Exercise prompt.
Copy every line with the string "text" in it.

Given entries.
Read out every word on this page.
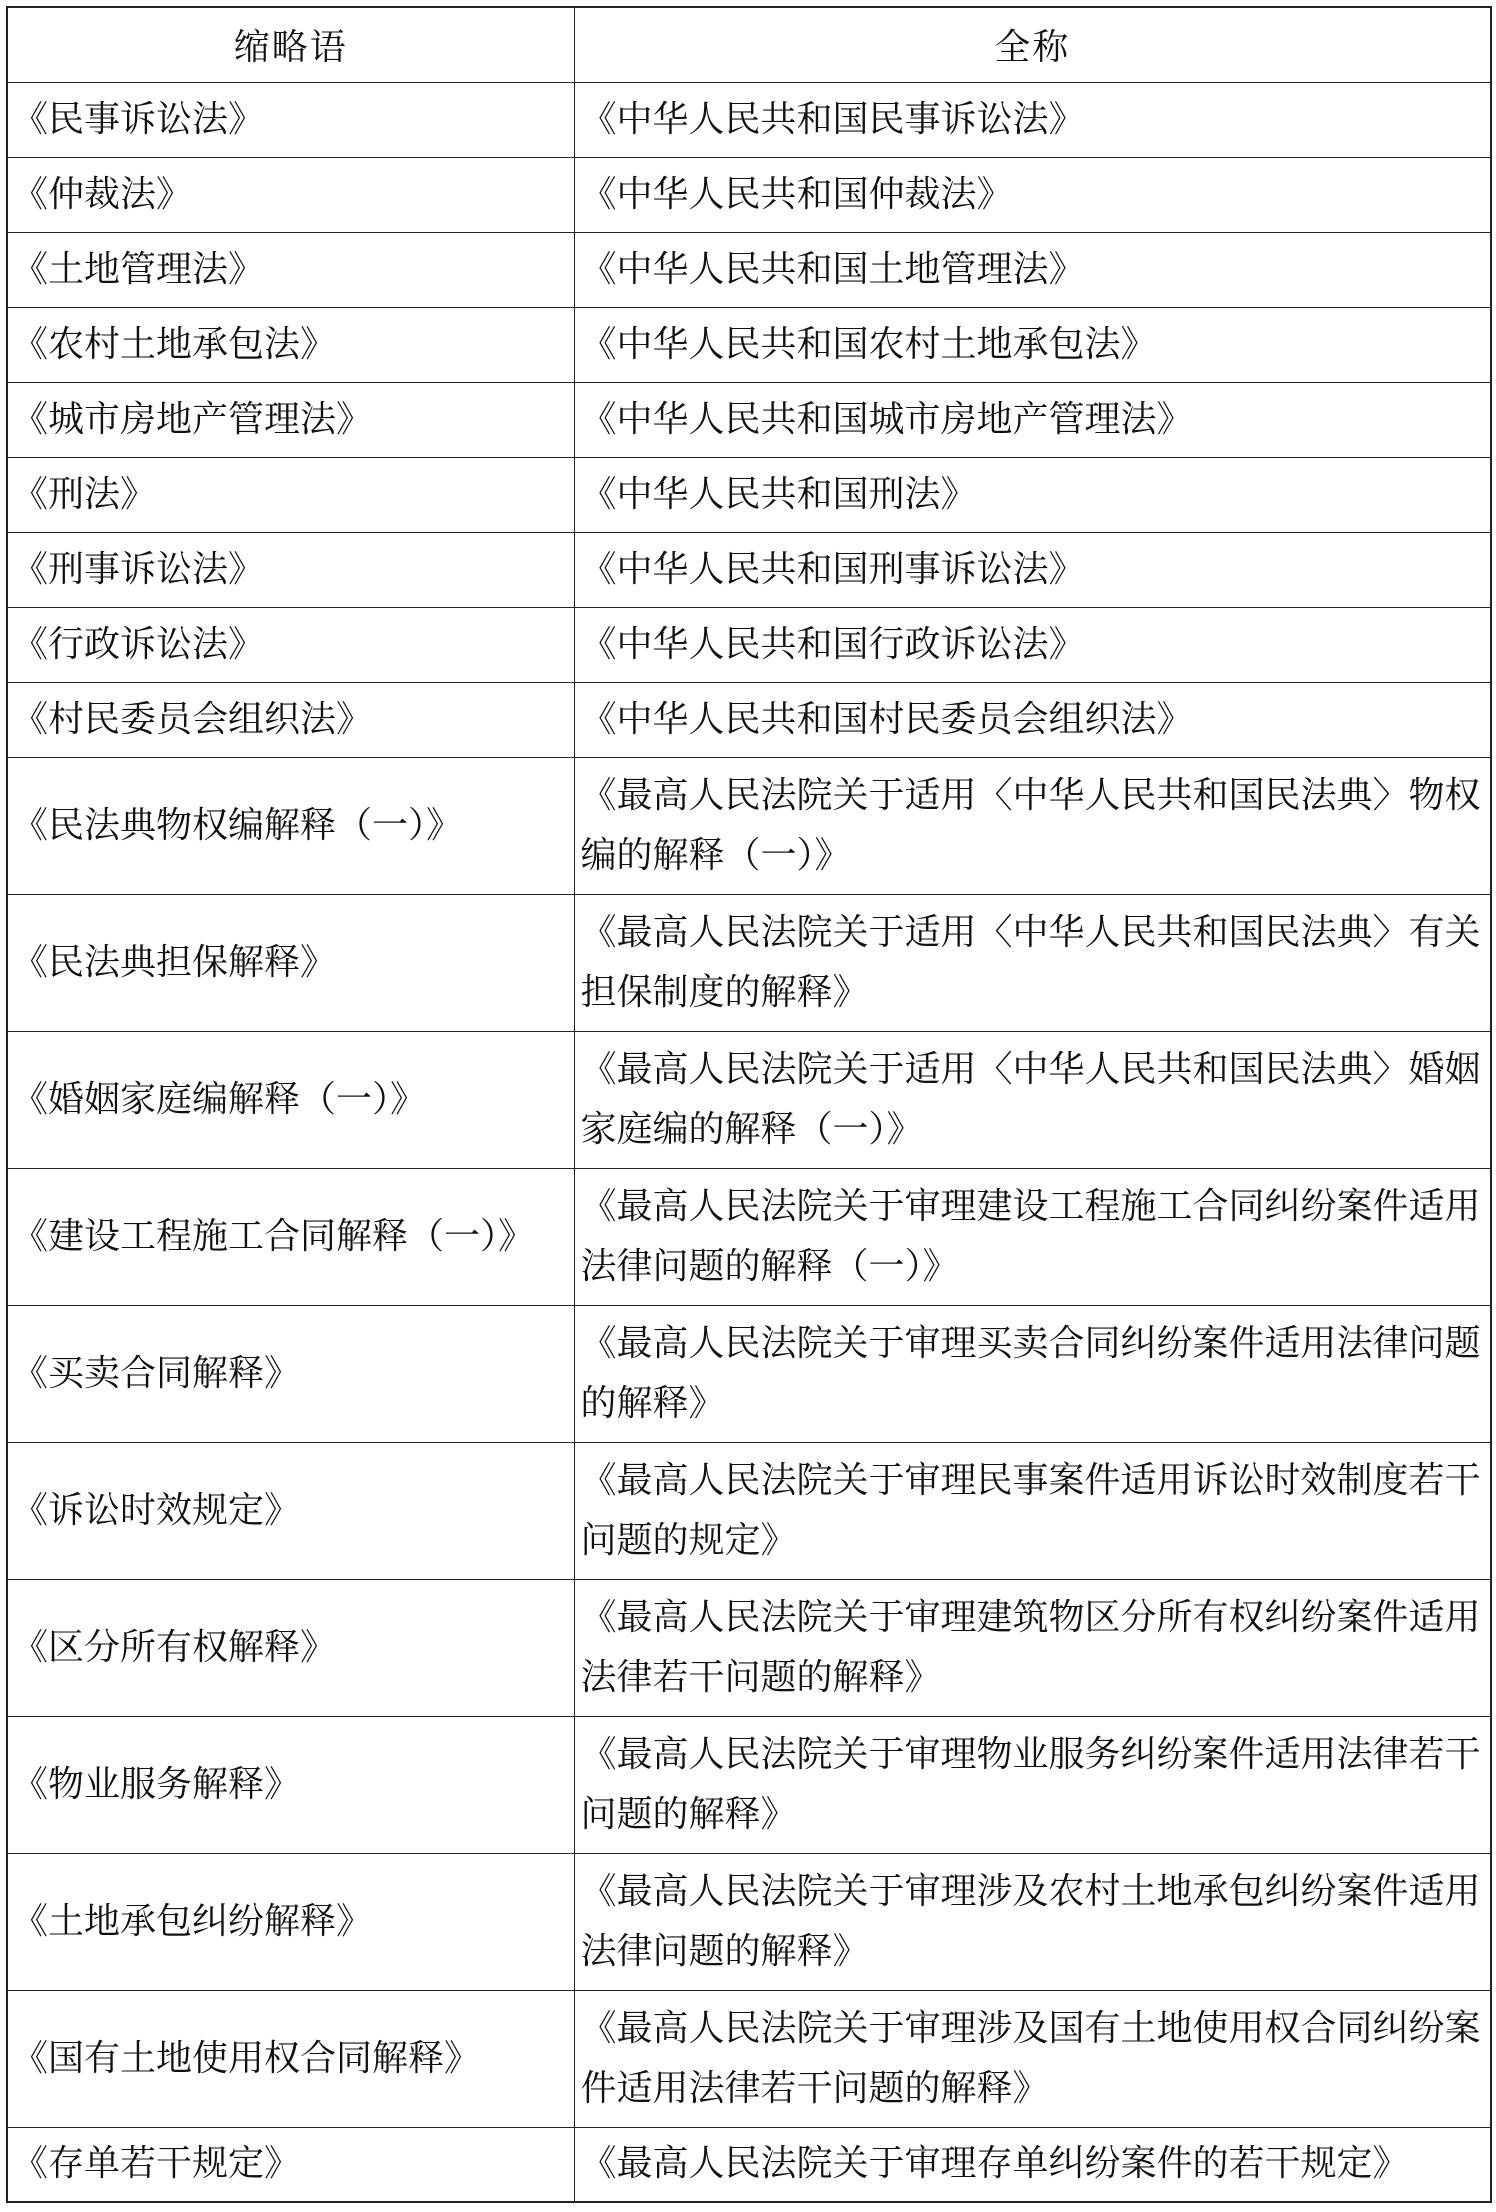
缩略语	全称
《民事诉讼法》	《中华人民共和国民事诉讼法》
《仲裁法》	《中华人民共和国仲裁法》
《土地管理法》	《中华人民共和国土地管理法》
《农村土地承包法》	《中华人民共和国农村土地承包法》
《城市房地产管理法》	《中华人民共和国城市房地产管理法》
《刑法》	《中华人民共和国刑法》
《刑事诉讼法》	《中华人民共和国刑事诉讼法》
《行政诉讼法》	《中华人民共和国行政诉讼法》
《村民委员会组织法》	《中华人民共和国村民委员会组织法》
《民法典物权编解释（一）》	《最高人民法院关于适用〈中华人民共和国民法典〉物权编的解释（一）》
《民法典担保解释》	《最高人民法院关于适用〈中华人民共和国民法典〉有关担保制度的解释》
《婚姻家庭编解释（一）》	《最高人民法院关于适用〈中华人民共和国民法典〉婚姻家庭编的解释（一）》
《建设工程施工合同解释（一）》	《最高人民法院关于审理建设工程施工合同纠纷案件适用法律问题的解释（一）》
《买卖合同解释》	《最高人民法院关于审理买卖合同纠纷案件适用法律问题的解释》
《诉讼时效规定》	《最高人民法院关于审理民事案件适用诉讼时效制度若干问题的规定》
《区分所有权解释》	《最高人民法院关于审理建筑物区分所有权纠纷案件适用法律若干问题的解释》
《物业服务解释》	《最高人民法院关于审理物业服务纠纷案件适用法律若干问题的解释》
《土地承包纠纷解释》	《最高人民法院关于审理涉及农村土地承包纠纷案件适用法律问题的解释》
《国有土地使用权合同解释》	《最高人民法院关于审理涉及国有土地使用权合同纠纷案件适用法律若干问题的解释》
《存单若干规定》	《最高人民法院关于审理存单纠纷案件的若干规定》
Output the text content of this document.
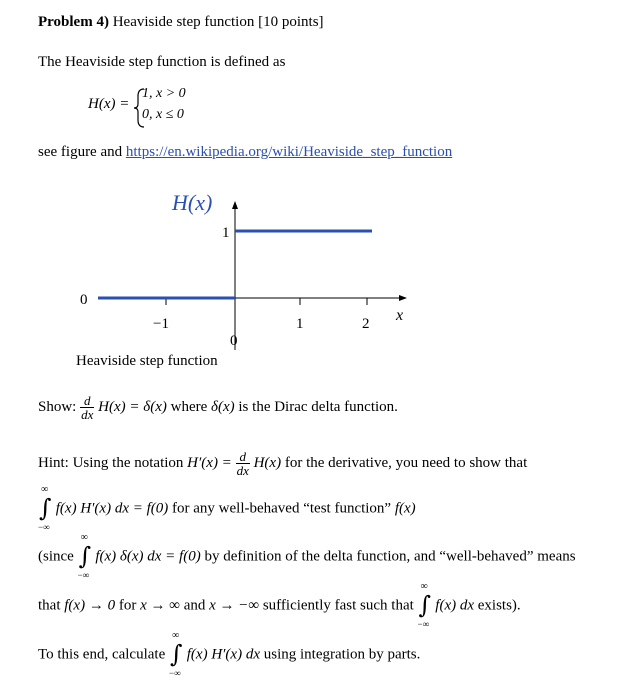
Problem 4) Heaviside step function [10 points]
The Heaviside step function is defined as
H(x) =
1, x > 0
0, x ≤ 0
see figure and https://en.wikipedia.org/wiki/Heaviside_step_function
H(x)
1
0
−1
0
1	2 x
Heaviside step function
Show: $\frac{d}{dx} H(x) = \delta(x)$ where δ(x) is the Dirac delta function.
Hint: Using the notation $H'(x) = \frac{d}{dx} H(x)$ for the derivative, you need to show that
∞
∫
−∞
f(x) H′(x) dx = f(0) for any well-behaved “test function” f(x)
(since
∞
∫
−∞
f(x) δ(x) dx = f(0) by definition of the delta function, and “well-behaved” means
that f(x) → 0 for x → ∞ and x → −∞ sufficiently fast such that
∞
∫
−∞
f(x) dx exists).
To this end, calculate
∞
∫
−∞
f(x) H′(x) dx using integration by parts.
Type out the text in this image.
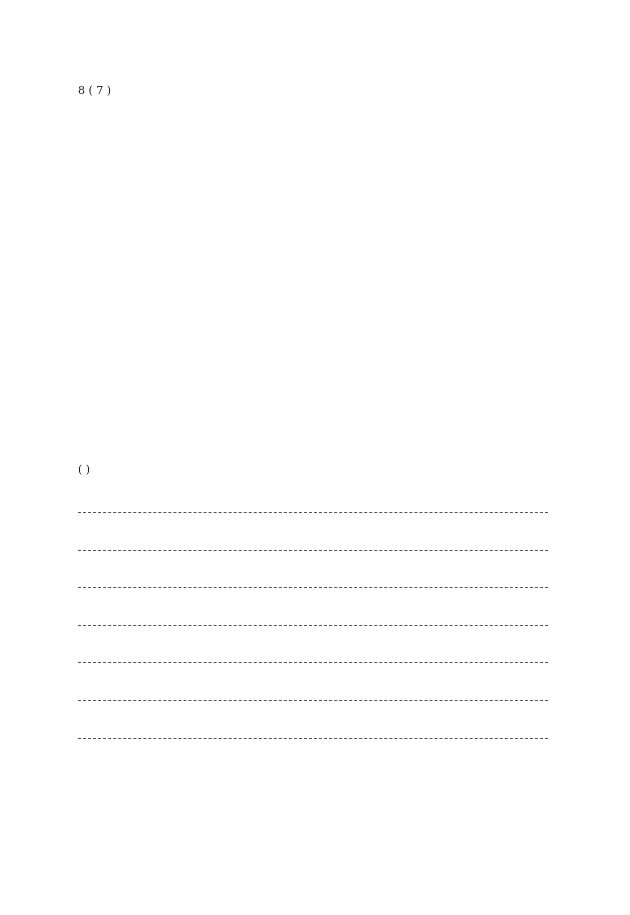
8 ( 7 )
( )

Written solution.
Output the text content of this document.
Type out the text in this image.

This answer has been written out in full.